### RECORDS TO USE ###

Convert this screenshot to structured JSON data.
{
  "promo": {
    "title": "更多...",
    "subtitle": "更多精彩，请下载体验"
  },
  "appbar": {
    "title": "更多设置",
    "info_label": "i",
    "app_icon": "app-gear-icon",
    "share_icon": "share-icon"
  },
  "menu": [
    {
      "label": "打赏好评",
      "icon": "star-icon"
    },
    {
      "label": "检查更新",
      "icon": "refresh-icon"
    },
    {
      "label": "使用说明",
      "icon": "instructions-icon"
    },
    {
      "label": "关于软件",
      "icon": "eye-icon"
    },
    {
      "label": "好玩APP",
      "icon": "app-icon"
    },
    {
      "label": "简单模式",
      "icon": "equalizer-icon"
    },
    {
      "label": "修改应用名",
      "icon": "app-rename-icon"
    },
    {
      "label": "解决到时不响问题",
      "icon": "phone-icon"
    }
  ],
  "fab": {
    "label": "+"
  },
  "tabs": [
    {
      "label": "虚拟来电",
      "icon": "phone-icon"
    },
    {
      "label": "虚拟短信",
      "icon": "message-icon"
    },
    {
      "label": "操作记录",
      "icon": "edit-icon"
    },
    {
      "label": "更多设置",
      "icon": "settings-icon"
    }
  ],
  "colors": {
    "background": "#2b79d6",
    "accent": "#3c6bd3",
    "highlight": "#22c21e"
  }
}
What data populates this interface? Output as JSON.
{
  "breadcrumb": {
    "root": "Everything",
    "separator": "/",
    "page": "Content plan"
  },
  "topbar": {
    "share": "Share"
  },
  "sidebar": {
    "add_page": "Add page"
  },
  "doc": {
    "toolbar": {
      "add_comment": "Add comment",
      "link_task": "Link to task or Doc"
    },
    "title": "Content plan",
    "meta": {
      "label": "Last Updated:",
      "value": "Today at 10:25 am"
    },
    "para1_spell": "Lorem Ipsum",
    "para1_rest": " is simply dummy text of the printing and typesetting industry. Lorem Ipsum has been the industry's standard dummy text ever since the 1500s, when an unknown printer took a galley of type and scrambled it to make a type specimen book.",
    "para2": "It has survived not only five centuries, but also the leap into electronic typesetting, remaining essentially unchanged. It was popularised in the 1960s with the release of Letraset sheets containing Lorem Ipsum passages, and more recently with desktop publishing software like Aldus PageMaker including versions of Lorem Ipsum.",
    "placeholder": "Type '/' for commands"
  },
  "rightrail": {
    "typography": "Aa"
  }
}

###

REQUIREMENT | From the entries above, copy every line where the word "Lorem" shows up.

RESULT BELOW |
    "para1_spell": "Lorem Ipsum",
    "para1_rest": " is simply dummy text of the printing and typesetting industry. Lorem Ipsum has been the industry's standard dummy text ever since the 1500s, when an unknown printer took a galley of type and scrambled it to make a type specimen book.",
    "para2": "It has survived not only five centuries, but also the leap into electronic typesetting, remaining essentially unchanged. It was popularised in the 1960s with the release of Letraset sheets containing Lorem Ipsum passages, and more recently with desktop publishing software like Aldus PageMaker including versions of Lorem Ipsum.",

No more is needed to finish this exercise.